--- Data in this exercise ---

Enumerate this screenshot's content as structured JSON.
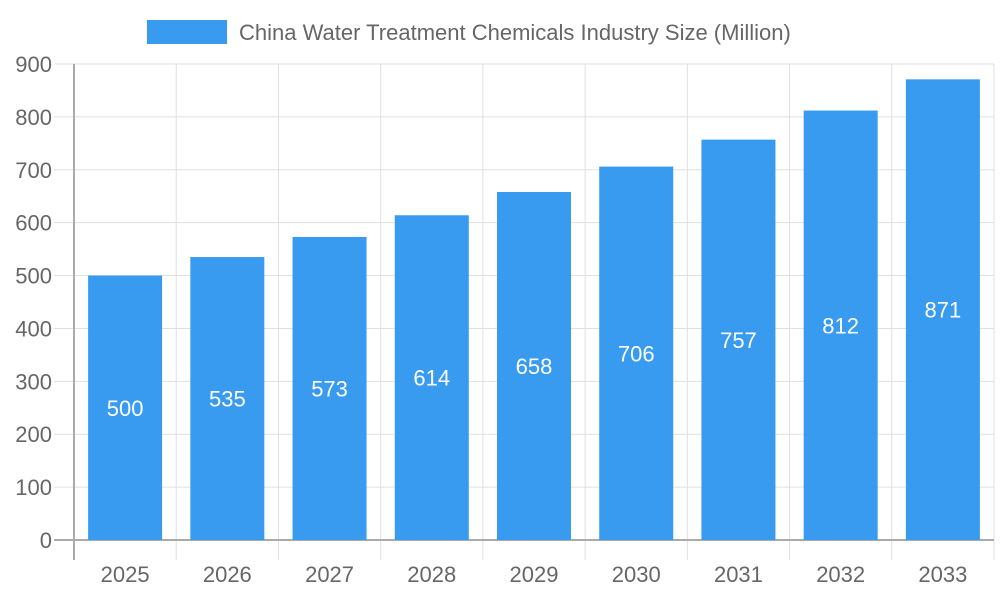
{
  "chart_data": {
    "type": "bar",
    "categories": [
      "2025",
      "2026",
      "2027",
      "2028",
      "2029",
      "2030",
      "2031",
      "2032",
      "2033"
    ],
    "series": [
      {
        "name": "China Water Treatment Chemicals Industry Size (Million)",
        "values": [
          500,
          535,
          573,
          614,
          658,
          706,
          757,
          812,
          871
        ]
      }
    ],
    "ylim": [
      0,
      900
    ],
    "yticks": [
      0,
      100,
      200,
      300,
      400,
      500,
      600,
      700,
      800,
      900
    ],
    "grid": true,
    "legend": "top",
    "data_labels": true,
    "colors": {
      "bar": "#389BEF",
      "grid": "#e0e0e0",
      "axis": "#aaaaaa",
      "text": "#666666"
    }
  }
}
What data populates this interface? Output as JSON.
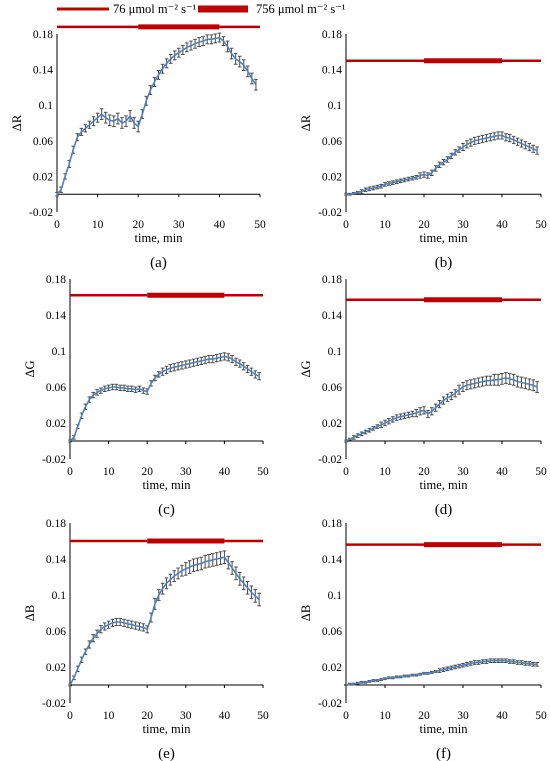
{
  "legend": {
    "items": [
      {
        "label": "76 μmol m⁻² s⁻¹",
        "color": "#c00000",
        "style": "thin-line"
      },
      {
        "label": "756 μmol m⁻² s⁻¹",
        "color": "#c00000",
        "style": "thick-line"
      }
    ]
  },
  "colors": {
    "series": "#4f81bd",
    "error_bar": "#4a4a4a",
    "light_bar": "#c00000",
    "axis": "#000000"
  },
  "chart_data": [
    {
      "panel": "(a)",
      "type": "line",
      "xlabel": "time, min",
      "ylabel": "ΔR",
      "xlim": [
        0,
        50
      ],
      "ylim": [
        -0.02,
        0.18
      ],
      "xticks": [
        0,
        10,
        20,
        30,
        40,
        50
      ],
      "yticks": [
        -0.02,
        0.02,
        0.06,
        0.1,
        0.14,
        0.18
      ],
      "light_bar_y": 0.188,
      "light_phases": [
        [
          0,
          20,
          "low"
        ],
        [
          20,
          40,
          "high"
        ],
        [
          40,
          50,
          "low"
        ]
      ],
      "x": [
        0,
        1,
        2,
        3,
        4,
        5,
        6,
        7,
        8,
        9,
        10,
        11,
        12,
        13,
        14,
        15,
        16,
        17,
        18,
        19,
        20,
        21,
        22,
        23,
        24,
        25,
        26,
        27,
        28,
        29,
        30,
        31,
        32,
        33,
        34,
        35,
        36,
        37,
        38,
        39,
        40,
        41,
        42,
        43,
        44,
        45,
        46,
        47,
        48,
        49
      ],
      "y": [
        0.0,
        0.005,
        0.02,
        0.034,
        0.05,
        0.064,
        0.07,
        0.074,
        0.078,
        0.082,
        0.086,
        0.09,
        0.086,
        0.083,
        0.082,
        0.085,
        0.08,
        0.082,
        0.088,
        0.08,
        0.076,
        0.09,
        0.105,
        0.117,
        0.126,
        0.134,
        0.141,
        0.147,
        0.152,
        0.156,
        0.159,
        0.162,
        0.165,
        0.167,
        0.169,
        0.171,
        0.172,
        0.174,
        0.174,
        0.175,
        0.176,
        0.172,
        0.166,
        0.158,
        0.152,
        0.149,
        0.145,
        0.138,
        0.13,
        0.123
      ],
      "err": [
        0.002,
        0.003,
        0.003,
        0.004,
        0.004,
        0.004,
        0.004,
        0.004,
        0.004,
        0.005,
        0.005,
        0.006,
        0.006,
        0.006,
        0.006,
        0.006,
        0.006,
        0.006,
        0.006,
        0.006,
        0.006,
        0.005,
        0.005,
        0.005,
        0.005,
        0.005,
        0.005,
        0.005,
        0.005,
        0.005,
        0.005,
        0.005,
        0.005,
        0.005,
        0.005,
        0.005,
        0.005,
        0.005,
        0.005,
        0.005,
        0.005,
        0.005,
        0.006,
        0.006,
        0.006,
        0.006,
        0.006,
        0.006,
        0.006,
        0.006
      ]
    },
    {
      "panel": "(b)",
      "type": "line",
      "xlabel": "time, min",
      "ylabel": "ΔR",
      "xlim": [
        0,
        50
      ],
      "ylim": [
        -0.02,
        0.18
      ],
      "xticks": [
        0,
        10,
        20,
        30,
        40,
        50
      ],
      "yticks": [
        -0.02,
        0.02,
        0.06,
        0.1,
        0.14,
        0.18
      ],
      "light_bar_y": 0.15,
      "light_phases": [
        [
          0,
          20,
          "low"
        ],
        [
          20,
          40,
          "high"
        ],
        [
          40,
          50,
          "low"
        ]
      ],
      "x": [
        0,
        1,
        2,
        3,
        4,
        5,
        6,
        7,
        8,
        9,
        10,
        11,
        12,
        13,
        14,
        15,
        16,
        17,
        18,
        19,
        20,
        21,
        22,
        23,
        24,
        25,
        26,
        27,
        28,
        29,
        30,
        31,
        32,
        33,
        34,
        35,
        36,
        37,
        38,
        39,
        40,
        41,
        42,
        43,
        44,
        45,
        46,
        47,
        48,
        49
      ],
      "y": [
        0.0,
        0.0,
        0.001,
        0.002,
        0.003,
        0.005,
        0.006,
        0.007,
        0.008,
        0.009,
        0.011,
        0.012,
        0.013,
        0.014,
        0.015,
        0.016,
        0.017,
        0.018,
        0.019,
        0.021,
        0.022,
        0.021,
        0.024,
        0.029,
        0.033,
        0.036,
        0.039,
        0.043,
        0.047,
        0.05,
        0.053,
        0.056,
        0.058,
        0.06,
        0.061,
        0.062,
        0.063,
        0.064,
        0.065,
        0.066,
        0.066,
        0.064,
        0.063,
        0.061,
        0.059,
        0.057,
        0.055,
        0.053,
        0.051,
        0.049
      ],
      "err": [
        0.001,
        0.001,
        0.001,
        0.001,
        0.002,
        0.002,
        0.002,
        0.002,
        0.002,
        0.002,
        0.002,
        0.002,
        0.002,
        0.002,
        0.002,
        0.002,
        0.002,
        0.002,
        0.002,
        0.003,
        0.003,
        0.003,
        0.003,
        0.003,
        0.003,
        0.003,
        0.003,
        0.003,
        0.003,
        0.003,
        0.004,
        0.004,
        0.004,
        0.004,
        0.004,
        0.004,
        0.004,
        0.004,
        0.004,
        0.004,
        0.004,
        0.004,
        0.004,
        0.004,
        0.004,
        0.004,
        0.004,
        0.004,
        0.004,
        0.004
      ]
    },
    {
      "panel": "(c)",
      "type": "line",
      "xlabel": "time, min",
      "ylabel": "ΔG",
      "xlim": [
        0,
        50
      ],
      "ylim": [
        -0.02,
        0.18
      ],
      "xticks": [
        0,
        10,
        20,
        30,
        40,
        50
      ],
      "yticks": [
        -0.02,
        0.02,
        0.06,
        0.1,
        0.14,
        0.18
      ],
      "light_bar_y": 0.162,
      "light_phases": [
        [
          0,
          20,
          "low"
        ],
        [
          20,
          40,
          "high"
        ],
        [
          40,
          50,
          "low"
        ]
      ],
      "x": [
        0,
        1,
        2,
        3,
        4,
        5,
        6,
        7,
        8,
        9,
        10,
        11,
        12,
        13,
        14,
        15,
        16,
        17,
        18,
        19,
        20,
        21,
        22,
        23,
        24,
        25,
        26,
        27,
        28,
        29,
        30,
        31,
        32,
        33,
        34,
        35,
        36,
        37,
        38,
        39,
        40,
        41,
        42,
        43,
        44,
        45,
        46,
        47,
        48,
        49
      ],
      "y": [
        0.0,
        0.004,
        0.016,
        0.028,
        0.038,
        0.046,
        0.051,
        0.054,
        0.056,
        0.058,
        0.059,
        0.06,
        0.06,
        0.059,
        0.059,
        0.058,
        0.058,
        0.057,
        0.058,
        0.056,
        0.055,
        0.064,
        0.07,
        0.074,
        0.077,
        0.079,
        0.081,
        0.082,
        0.083,
        0.084,
        0.085,
        0.086,
        0.087,
        0.088,
        0.089,
        0.09,
        0.091,
        0.091,
        0.092,
        0.093,
        0.094,
        0.093,
        0.091,
        0.088,
        0.086,
        0.083,
        0.08,
        0.077,
        0.074,
        0.072
      ],
      "err": [
        0.001,
        0.002,
        0.002,
        0.003,
        0.003,
        0.003,
        0.003,
        0.003,
        0.003,
        0.003,
        0.003,
        0.003,
        0.003,
        0.003,
        0.003,
        0.003,
        0.003,
        0.003,
        0.003,
        0.003,
        0.003,
        0.003,
        0.003,
        0.003,
        0.004,
        0.004,
        0.004,
        0.004,
        0.004,
        0.004,
        0.004,
        0.004,
        0.004,
        0.004,
        0.004,
        0.004,
        0.004,
        0.004,
        0.004,
        0.004,
        0.004,
        0.004,
        0.004,
        0.004,
        0.004,
        0.004,
        0.004,
        0.004,
        0.004,
        0.004
      ]
    },
    {
      "panel": "(d)",
      "type": "line",
      "xlabel": "time, min",
      "ylabel": "ΔG",
      "xlim": [
        0,
        50
      ],
      "ylim": [
        -0.02,
        0.18
      ],
      "xticks": [
        0,
        10,
        20,
        30,
        40,
        50
      ],
      "yticks": [
        -0.02,
        0.02,
        0.06,
        0.1,
        0.14,
        0.18
      ],
      "light_bar_y": 0.157,
      "light_phases": [
        [
          0,
          20,
          "low"
        ],
        [
          20,
          40,
          "high"
        ],
        [
          40,
          50,
          "low"
        ]
      ],
      "x": [
        0,
        1,
        2,
        3,
        4,
        5,
        6,
        7,
        8,
        9,
        10,
        11,
        12,
        13,
        14,
        15,
        16,
        17,
        18,
        19,
        20,
        21,
        22,
        23,
        24,
        25,
        26,
        27,
        28,
        29,
        30,
        31,
        32,
        33,
        34,
        35,
        36,
        37,
        38,
        39,
        40,
        41,
        42,
        43,
        44,
        45,
        46,
        47,
        48,
        49
      ],
      "y": [
        0.0,
        0.002,
        0.004,
        0.006,
        0.008,
        0.01,
        0.012,
        0.014,
        0.016,
        0.018,
        0.02,
        0.022,
        0.024,
        0.026,
        0.027,
        0.028,
        0.029,
        0.03,
        0.031,
        0.033,
        0.034,
        0.03,
        0.033,
        0.037,
        0.041,
        0.045,
        0.048,
        0.05,
        0.053,
        0.057,
        0.06,
        0.062,
        0.063,
        0.064,
        0.065,
        0.066,
        0.067,
        0.067,
        0.068,
        0.068,
        0.069,
        0.07,
        0.069,
        0.068,
        0.066,
        0.065,
        0.064,
        0.063,
        0.062,
        0.06
      ],
      "err": [
        0.001,
        0.001,
        0.002,
        0.002,
        0.002,
        0.002,
        0.002,
        0.002,
        0.002,
        0.003,
        0.003,
        0.003,
        0.003,
        0.003,
        0.003,
        0.003,
        0.003,
        0.003,
        0.004,
        0.004,
        0.004,
        0.004,
        0.004,
        0.004,
        0.004,
        0.004,
        0.004,
        0.004,
        0.004,
        0.005,
        0.005,
        0.005,
        0.005,
        0.005,
        0.005,
        0.005,
        0.005,
        0.005,
        0.006,
        0.006,
        0.006,
        0.006,
        0.006,
        0.006,
        0.006,
        0.006,
        0.006,
        0.006,
        0.006,
        0.006
      ]
    },
    {
      "panel": "(e)",
      "type": "line",
      "xlabel": "time, min",
      "ylabel": "ΔB",
      "xlim": [
        0,
        50
      ],
      "ylim": [
        -0.02,
        0.18
      ],
      "xticks": [
        0,
        10,
        20,
        30,
        40,
        50
      ],
      "yticks": [
        -0.02,
        0.02,
        0.06,
        0.1,
        0.14,
        0.18
      ],
      "light_bar_y": 0.16,
      "light_phases": [
        [
          0,
          20,
          "low"
        ],
        [
          20,
          40,
          "high"
        ],
        [
          40,
          50,
          "low"
        ]
      ],
      "x": [
        0,
        1,
        2,
        3,
        4,
        5,
        6,
        7,
        8,
        9,
        10,
        11,
        12,
        13,
        14,
        15,
        16,
        17,
        18,
        19,
        20,
        21,
        22,
        23,
        24,
        25,
        26,
        27,
        28,
        29,
        30,
        31,
        32,
        33,
        34,
        35,
        36,
        37,
        38,
        39,
        40,
        41,
        42,
        43,
        44,
        45,
        46,
        47,
        48,
        49
      ],
      "y": [
        0.0,
        0.008,
        0.018,
        0.028,
        0.037,
        0.045,
        0.052,
        0.057,
        0.062,
        0.065,
        0.067,
        0.069,
        0.07,
        0.07,
        0.069,
        0.068,
        0.067,
        0.066,
        0.065,
        0.064,
        0.062,
        0.075,
        0.09,
        0.1,
        0.107,
        0.113,
        0.117,
        0.121,
        0.124,
        0.127,
        0.129,
        0.131,
        0.133,
        0.134,
        0.135,
        0.137,
        0.138,
        0.139,
        0.14,
        0.141,
        0.142,
        0.136,
        0.13,
        0.124,
        0.118,
        0.113,
        0.108,
        0.103,
        0.099,
        0.095
      ],
      "err": [
        0.001,
        0.002,
        0.003,
        0.003,
        0.003,
        0.004,
        0.004,
        0.004,
        0.004,
        0.004,
        0.004,
        0.004,
        0.004,
        0.004,
        0.004,
        0.004,
        0.004,
        0.004,
        0.004,
        0.004,
        0.004,
        0.005,
        0.006,
        0.006,
        0.006,
        0.006,
        0.006,
        0.006,
        0.006,
        0.006,
        0.007,
        0.007,
        0.007,
        0.007,
        0.007,
        0.007,
        0.007,
        0.007,
        0.007,
        0.007,
        0.007,
        0.007,
        0.007,
        0.007,
        0.007,
        0.007,
        0.007,
        0.007,
        0.007,
        0.007
      ]
    },
    {
      "panel": "(f)",
      "type": "line",
      "xlabel": "time, min",
      "ylabel": "ΔB",
      "xlim": [
        0,
        50
      ],
      "ylim": [
        -0.02,
        0.18
      ],
      "xticks": [
        0,
        10,
        20,
        30,
        40,
        50
      ],
      "yticks": [
        -0.02,
        0.02,
        0.06,
        0.1,
        0.14,
        0.18
      ],
      "light_bar_y": 0.156,
      "light_phases": [
        [
          0,
          20,
          "low"
        ],
        [
          20,
          40,
          "high"
        ],
        [
          40,
          50,
          "low"
        ]
      ],
      "x": [
        0,
        1,
        2,
        3,
        4,
        5,
        6,
        7,
        8,
        9,
        10,
        11,
        12,
        13,
        14,
        15,
        16,
        17,
        18,
        19,
        20,
        21,
        22,
        23,
        24,
        25,
        26,
        27,
        28,
        29,
        30,
        31,
        32,
        33,
        34,
        35,
        36,
        37,
        38,
        39,
        40,
        41,
        42,
        43,
        44,
        45,
        46,
        47,
        48,
        49
      ],
      "y": [
        0.0,
        0.001,
        0.001,
        0.002,
        0.003,
        0.003,
        0.004,
        0.005,
        0.005,
        0.006,
        0.007,
        0.008,
        0.008,
        0.009,
        0.009,
        0.01,
        0.01,
        0.011,
        0.011,
        0.012,
        0.013,
        0.013,
        0.014,
        0.015,
        0.016,
        0.017,
        0.018,
        0.019,
        0.02,
        0.021,
        0.022,
        0.023,
        0.024,
        0.025,
        0.025,
        0.026,
        0.026,
        0.027,
        0.027,
        0.027,
        0.027,
        0.027,
        0.026,
        0.026,
        0.025,
        0.025,
        0.024,
        0.024,
        0.023,
        0.023
      ],
      "err": [
        0.0005,
        0.001,
        0.001,
        0.001,
        0.001,
        0.001,
        0.001,
        0.001,
        0.001,
        0.001,
        0.001,
        0.001,
        0.001,
        0.001,
        0.001,
        0.001,
        0.001,
        0.001,
        0.001,
        0.001,
        0.001,
        0.001,
        0.001,
        0.001,
        0.002,
        0.002,
        0.002,
        0.002,
        0.002,
        0.002,
        0.002,
        0.002,
        0.002,
        0.002,
        0.002,
        0.002,
        0.002,
        0.002,
        0.002,
        0.002,
        0.002,
        0.002,
        0.002,
        0.002,
        0.002,
        0.002,
        0.002,
        0.002,
        0.002,
        0.002
      ]
    }
  ]
}
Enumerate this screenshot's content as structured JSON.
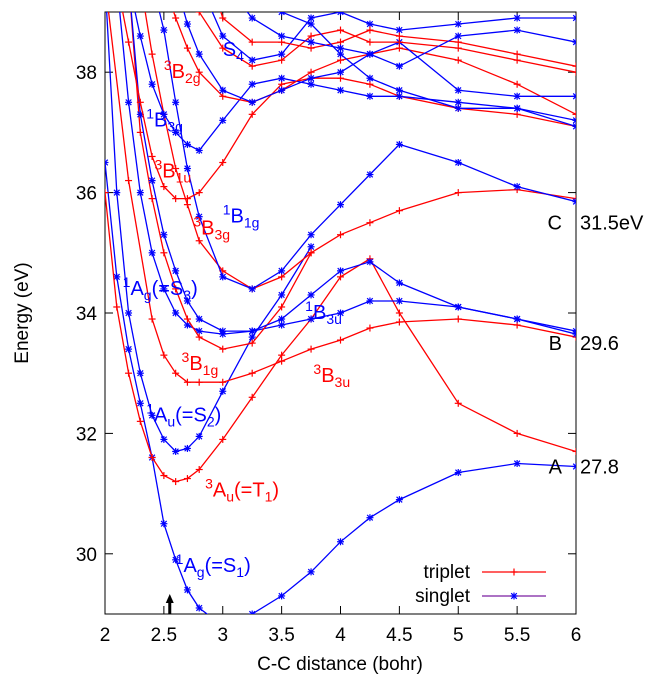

---

Short problem: Reproduce each line holding the word "μmol".

In response:
        "label": "76 μmol m⁻² s⁻¹",
        "label": "756 μmol m⁻² s⁻¹",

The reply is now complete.